§ **Goal**: Without the pictures, give the entries below again exactly as written.

§ **Items from a figure collection**:

******

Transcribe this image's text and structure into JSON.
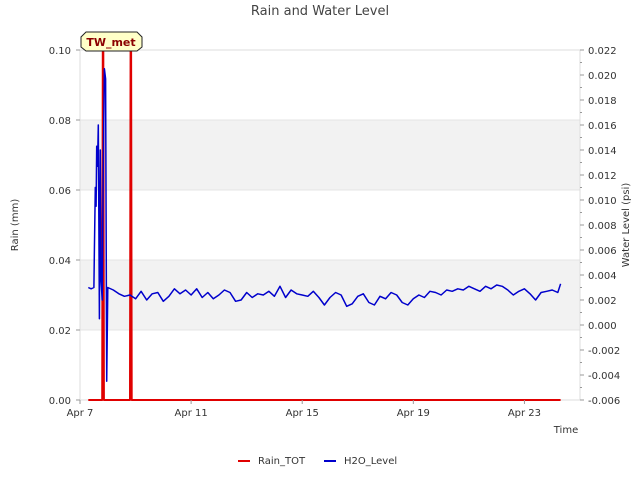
{
  "chart_data": {
    "type": "line",
    "title": "Rain and Water Level",
    "xlabel": "Time",
    "ylabel_left": "Rain (mm)",
    "ylabel_right": "Water Level (psi)",
    "badge": "TW_met",
    "x_range_days": [
      0,
      18
    ],
    "x_ticks": [
      {
        "label": "Apr 7",
        "day": 0
      },
      {
        "label": "Apr 11",
        "day": 4
      },
      {
        "label": "Apr 15",
        "day": 8
      },
      {
        "label": "Apr 19",
        "day": 12
      },
      {
        "label": "Apr 23",
        "day": 16
      }
    ],
    "y_left": {
      "range": [
        0,
        0.1
      ],
      "ticks": [
        "0.00",
        "0.02",
        "0.04",
        "0.06",
        "0.08",
        "0.10"
      ]
    },
    "y_right": {
      "range": [
        -0.006,
        0.022
      ],
      "ticks": [
        "-0.006",
        "-0.004",
        "-0.002",
        "0.000",
        "0.002",
        "0.004",
        "0.006",
        "0.008",
        "0.010",
        "0.012",
        "0.014",
        "0.016",
        "0.018",
        "0.020",
        "0.022"
      ]
    },
    "series": [
      {
        "name": "Rain_TOT",
        "color": "#e00000",
        "axis": "left",
        "points": [
          [
            0.3,
            0
          ],
          [
            0.8,
            0
          ],
          [
            0.82,
            0.1
          ],
          [
            0.84,
            0.1
          ],
          [
            0.86,
            0
          ],
          [
            1.8,
            0
          ],
          [
            1.82,
            0.1
          ],
          [
            1.84,
            0.1
          ],
          [
            1.86,
            0
          ],
          [
            17.3,
            0
          ]
        ]
      },
      {
        "name": "H2O_Level",
        "color": "#0000cc",
        "axis": "right",
        "points": [
          [
            0.3,
            0.003
          ],
          [
            0.4,
            0.0029
          ],
          [
            0.5,
            0.003
          ],
          [
            0.52,
            0.006
          ],
          [
            0.55,
            0.011
          ],
          [
            0.58,
            0.0095
          ],
          [
            0.6,
            0.0143
          ],
          [
            0.63,
            0.0127
          ],
          [
            0.66,
            0.016
          ],
          [
            0.7,
            0.0005
          ],
          [
            0.73,
            0.014
          ],
          [
            0.76,
            0.0035
          ],
          [
            0.8,
            0.002
          ],
          [
            0.84,
            0.013
          ],
          [
            0.88,
            0.0205
          ],
          [
            0.92,
            0.0197
          ],
          [
            0.96,
            -0.0045
          ],
          [
            1.0,
            0.003
          ],
          [
            1.2,
            0.0028
          ],
          [
            1.4,
            0.0025
          ],
          [
            1.6,
            0.0023
          ],
          [
            1.8,
            0.0024
          ],
          [
            2.0,
            0.0021
          ],
          [
            2.2,
            0.0027
          ],
          [
            2.4,
            0.002
          ],
          [
            2.6,
            0.0025
          ],
          [
            2.8,
            0.0026
          ],
          [
            3.0,
            0.0019
          ],
          [
            3.2,
            0.0023
          ],
          [
            3.4,
            0.0029
          ],
          [
            3.6,
            0.0025
          ],
          [
            3.8,
            0.0028
          ],
          [
            4.0,
            0.0024
          ],
          [
            4.2,
            0.0029
          ],
          [
            4.4,
            0.0022
          ],
          [
            4.6,
            0.0026
          ],
          [
            4.8,
            0.0021
          ],
          [
            5.0,
            0.0024
          ],
          [
            5.2,
            0.0028
          ],
          [
            5.4,
            0.0026
          ],
          [
            5.6,
            0.0019
          ],
          [
            5.8,
            0.002
          ],
          [
            6.0,
            0.0026
          ],
          [
            6.2,
            0.0022
          ],
          [
            6.4,
            0.0025
          ],
          [
            6.6,
            0.0024
          ],
          [
            6.8,
            0.0027
          ],
          [
            7.0,
            0.0023
          ],
          [
            7.2,
            0.0031
          ],
          [
            7.4,
            0.0022
          ],
          [
            7.6,
            0.0028
          ],
          [
            7.8,
            0.0025
          ],
          [
            8.0,
            0.0024
          ],
          [
            8.2,
            0.0023
          ],
          [
            8.4,
            0.0027
          ],
          [
            8.6,
            0.0022
          ],
          [
            8.8,
            0.0016
          ],
          [
            9.0,
            0.0022
          ],
          [
            9.2,
            0.0026
          ],
          [
            9.4,
            0.0024
          ],
          [
            9.6,
            0.0015
          ],
          [
            9.8,
            0.0017
          ],
          [
            10.0,
            0.0023
          ],
          [
            10.2,
            0.0025
          ],
          [
            10.4,
            0.0018
          ],
          [
            10.6,
            0.0016
          ],
          [
            10.8,
            0.0023
          ],
          [
            11.0,
            0.0021
          ],
          [
            11.2,
            0.0026
          ],
          [
            11.4,
            0.0024
          ],
          [
            11.6,
            0.0018
          ],
          [
            11.8,
            0.0016
          ],
          [
            12.0,
            0.0021
          ],
          [
            12.2,
            0.0024
          ],
          [
            12.4,
            0.0022
          ],
          [
            12.6,
            0.0027
          ],
          [
            12.8,
            0.0026
          ],
          [
            13.0,
            0.0024
          ],
          [
            13.2,
            0.0028
          ],
          [
            13.4,
            0.0027
          ],
          [
            13.6,
            0.0029
          ],
          [
            13.8,
            0.0028
          ],
          [
            14.0,
            0.0031
          ],
          [
            14.2,
            0.0029
          ],
          [
            14.4,
            0.0027
          ],
          [
            14.6,
            0.0031
          ],
          [
            14.8,
            0.0029
          ],
          [
            15.0,
            0.0032
          ],
          [
            15.2,
            0.0031
          ],
          [
            15.4,
            0.0028
          ],
          [
            15.6,
            0.0024
          ],
          [
            15.8,
            0.0027
          ],
          [
            16.0,
            0.0029
          ],
          [
            16.2,
            0.0025
          ],
          [
            16.4,
            0.002
          ],
          [
            16.6,
            0.0026
          ],
          [
            16.8,
            0.0027
          ],
          [
            17.0,
            0.0028
          ],
          [
            17.2,
            0.0026
          ],
          [
            17.3,
            0.0033
          ]
        ]
      }
    ],
    "legend": {
      "position": "bottom-center",
      "entries": [
        "Rain_TOT",
        "H2O_Level"
      ]
    }
  }
}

******

§ **Reply**:
Transcribe this image's text and structure into JSON.
{
  "chart_data": {
    "type": "line",
    "title": "Rain and Water Level",
    "xlabel": "Time",
    "ylabel_left": "Rain (mm)",
    "ylabel_right": "Water Level (psi)",
    "badge": "TW_met",
    "x_range_days": [
      0,
      18
    ],
    "x_ticks": [
      {
        "label": "Apr 7",
        "day": 0
      },
      {
        "label": "Apr 11",
        "day": 4
      },
      {
        "label": "Apr 15",
        "day": 8
      },
      {
        "label": "Apr 19",
        "day": 12
      },
      {
        "label": "Apr 23",
        "day": 16
      }
    ],
    "y_left": {
      "range": [
        0,
        0.1
      ],
      "ticks": [
        "0.00",
        "0.02",
        "0.04",
        "0.06",
        "0.08",
        "0.10"
      ]
    },
    "y_right": {
      "range": [
        -0.006,
        0.022
      ],
      "ticks": [
        "-0.006",
        "-0.004",
        "-0.002",
        "0.000",
        "0.002",
        "0.004",
        "0.006",
        "0.008",
        "0.010",
        "0.012",
        "0.014",
        "0.016",
        "0.018",
        "0.020",
        "0.022"
      ]
    },
    "series": [
      {
        "name": "Rain_TOT",
        "color": "#e00000",
        "axis": "left",
        "points": [
          [
            0.3,
            0
          ],
          [
            0.8,
            0
          ],
          [
            0.82,
            0.1
          ],
          [
            0.84,
            0.1
          ],
          [
            0.86,
            0
          ],
          [
            1.8,
            0
          ],
          [
            1.82,
            0.1
          ],
          [
            1.84,
            0.1
          ],
          [
            1.86,
            0
          ],
          [
            17.3,
            0
          ]
        ]
      },
      {
        "name": "H2O_Level",
        "color": "#0000cc",
        "axis": "right",
        "points": [
          [
            0.3,
            0.003
          ],
          [
            0.4,
            0.0029
          ],
          [
            0.5,
            0.003
          ],
          [
            0.52,
            0.006
          ],
          [
            0.55,
            0.011
          ],
          [
            0.58,
            0.0095
          ],
          [
            0.6,
            0.0143
          ],
          [
            0.63,
            0.0127
          ],
          [
            0.66,
            0.016
          ],
          [
            0.7,
            0.0005
          ],
          [
            0.73,
            0.014
          ],
          [
            0.76,
            0.0035
          ],
          [
            0.8,
            0.002
          ],
          [
            0.84,
            0.013
          ],
          [
            0.88,
            0.0205
          ],
          [
            0.92,
            0.0197
          ],
          [
            0.96,
            -0.0045
          ],
          [
            1.0,
            0.003
          ],
          [
            1.2,
            0.0028
          ],
          [
            1.4,
            0.0025
          ],
          [
            1.6,
            0.0023
          ],
          [
            1.8,
            0.0024
          ],
          [
            2.0,
            0.0021
          ],
          [
            2.2,
            0.0027
          ],
          [
            2.4,
            0.002
          ],
          [
            2.6,
            0.0025
          ],
          [
            2.8,
            0.0026
          ],
          [
            3.0,
            0.0019
          ],
          [
            3.2,
            0.0023
          ],
          [
            3.4,
            0.0029
          ],
          [
            3.6,
            0.0025
          ],
          [
            3.8,
            0.0028
          ],
          [
            4.0,
            0.0024
          ],
          [
            4.2,
            0.0029
          ],
          [
            4.4,
            0.0022
          ],
          [
            4.6,
            0.0026
          ],
          [
            4.8,
            0.0021
          ],
          [
            5.0,
            0.0024
          ],
          [
            5.2,
            0.0028
          ],
          [
            5.4,
            0.0026
          ],
          [
            5.6,
            0.0019
          ],
          [
            5.8,
            0.002
          ],
          [
            6.0,
            0.0026
          ],
          [
            6.2,
            0.0022
          ],
          [
            6.4,
            0.0025
          ],
          [
            6.6,
            0.0024
          ],
          [
            6.8,
            0.0027
          ],
          [
            7.0,
            0.0023
          ],
          [
            7.2,
            0.0031
          ],
          [
            7.4,
            0.0022
          ],
          [
            7.6,
            0.0028
          ],
          [
            7.8,
            0.0025
          ],
          [
            8.0,
            0.0024
          ],
          [
            8.2,
            0.0023
          ],
          [
            8.4,
            0.0027
          ],
          [
            8.6,
            0.0022
          ],
          [
            8.8,
            0.0016
          ],
          [
            9.0,
            0.0022
          ],
          [
            9.2,
            0.0026
          ],
          [
            9.4,
            0.0024
          ],
          [
            9.6,
            0.0015
          ],
          [
            9.8,
            0.0017
          ],
          [
            10.0,
            0.0023
          ],
          [
            10.2,
            0.0025
          ],
          [
            10.4,
            0.0018
          ],
          [
            10.6,
            0.0016
          ],
          [
            10.8,
            0.0023
          ],
          [
            11.0,
            0.0021
          ],
          [
            11.2,
            0.0026
          ],
          [
            11.4,
            0.0024
          ],
          [
            11.6,
            0.0018
          ],
          [
            11.8,
            0.0016
          ],
          [
            12.0,
            0.0021
          ],
          [
            12.2,
            0.0024
          ],
          [
            12.4,
            0.0022
          ],
          [
            12.6,
            0.0027
          ],
          [
            12.8,
            0.0026
          ],
          [
            13.0,
            0.0024
          ],
          [
            13.2,
            0.0028
          ],
          [
            13.4,
            0.0027
          ],
          [
            13.6,
            0.0029
          ],
          [
            13.8,
            0.0028
          ],
          [
            14.0,
            0.0031
          ],
          [
            14.2,
            0.0029
          ],
          [
            14.4,
            0.0027
          ],
          [
            14.6,
            0.0031
          ],
          [
            14.8,
            0.0029
          ],
          [
            15.0,
            0.0032
          ],
          [
            15.2,
            0.0031
          ],
          [
            15.4,
            0.0028
          ],
          [
            15.6,
            0.0024
          ],
          [
            15.8,
            0.0027
          ],
          [
            16.0,
            0.0029
          ],
          [
            16.2,
            0.0025
          ],
          [
            16.4,
            0.002
          ],
          [
            16.6,
            0.0026
          ],
          [
            16.8,
            0.0027
          ],
          [
            17.0,
            0.0028
          ],
          [
            17.2,
            0.0026
          ],
          [
            17.3,
            0.0033
          ]
        ]
      }
    ],
    "legend": {
      "position": "bottom-center",
      "entries": [
        "Rain_TOT",
        "H2O_Level"
      ]
    }
  }
}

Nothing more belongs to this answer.